◆ Problem description
Images are not part of the copy; write out the rest of the data exactly as given.
— Start —
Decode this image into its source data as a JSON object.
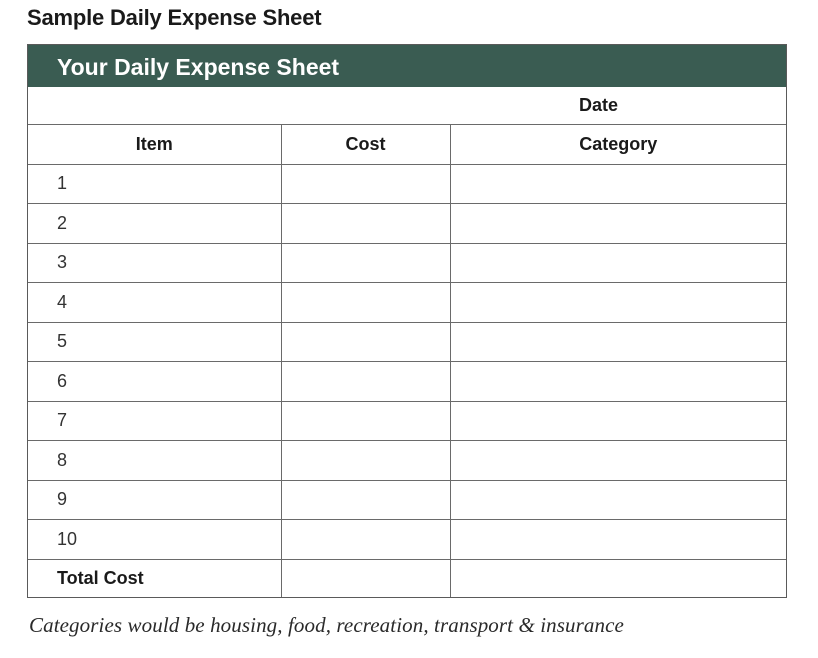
{
  "document": {
    "title": "Sample Daily Expense Sheet",
    "footnote": "Categories would be housing, food, recreation, transport & insurance"
  },
  "sheet": {
    "banner_title": "Your Daily Expense Sheet",
    "date_label": "Date",
    "colors": {
      "banner": "#3a5c52",
      "grid": "#6a6a6a"
    },
    "columns": [
      "Item",
      "Cost",
      "Category"
    ],
    "rows": [
      {
        "item": "1",
        "cost": "",
        "category": ""
      },
      {
        "item": "2",
        "cost": "",
        "category": ""
      },
      {
        "item": "3",
        "cost": "",
        "category": ""
      },
      {
        "item": "4",
        "cost": "",
        "category": ""
      },
      {
        "item": "5",
        "cost": "",
        "category": ""
      },
      {
        "item": "6",
        "cost": "",
        "category": ""
      },
      {
        "item": "7",
        "cost": "",
        "category": ""
      },
      {
        "item": "8",
        "cost": "",
        "category": ""
      },
      {
        "item": "9",
        "cost": "",
        "category": ""
      },
      {
        "item": "10",
        "cost": "",
        "category": ""
      }
    ],
    "total_label": "Total Cost"
  }
}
— End —
◆ Complete response
Decode this image into its source data as a JSON object.
{
  "document": {
    "title": "Sample Daily Expense Sheet",
    "footnote": "Categories would be housing, food, recreation, transport & insurance"
  },
  "sheet": {
    "banner_title": "Your Daily Expense Sheet",
    "date_label": "Date",
    "colors": {
      "banner": "#3a5c52",
      "grid": "#6a6a6a"
    },
    "columns": [
      "Item",
      "Cost",
      "Category"
    ],
    "rows": [
      {
        "item": "1",
        "cost": "",
        "category": ""
      },
      {
        "item": "2",
        "cost": "",
        "category": ""
      },
      {
        "item": "3",
        "cost": "",
        "category": ""
      },
      {
        "item": "4",
        "cost": "",
        "category": ""
      },
      {
        "item": "5",
        "cost": "",
        "category": ""
      },
      {
        "item": "6",
        "cost": "",
        "category": ""
      },
      {
        "item": "7",
        "cost": "",
        "category": ""
      },
      {
        "item": "8",
        "cost": "",
        "category": ""
      },
      {
        "item": "9",
        "cost": "",
        "category": ""
      },
      {
        "item": "10",
        "cost": "",
        "category": ""
      }
    ],
    "total_label": "Total Cost"
  }
}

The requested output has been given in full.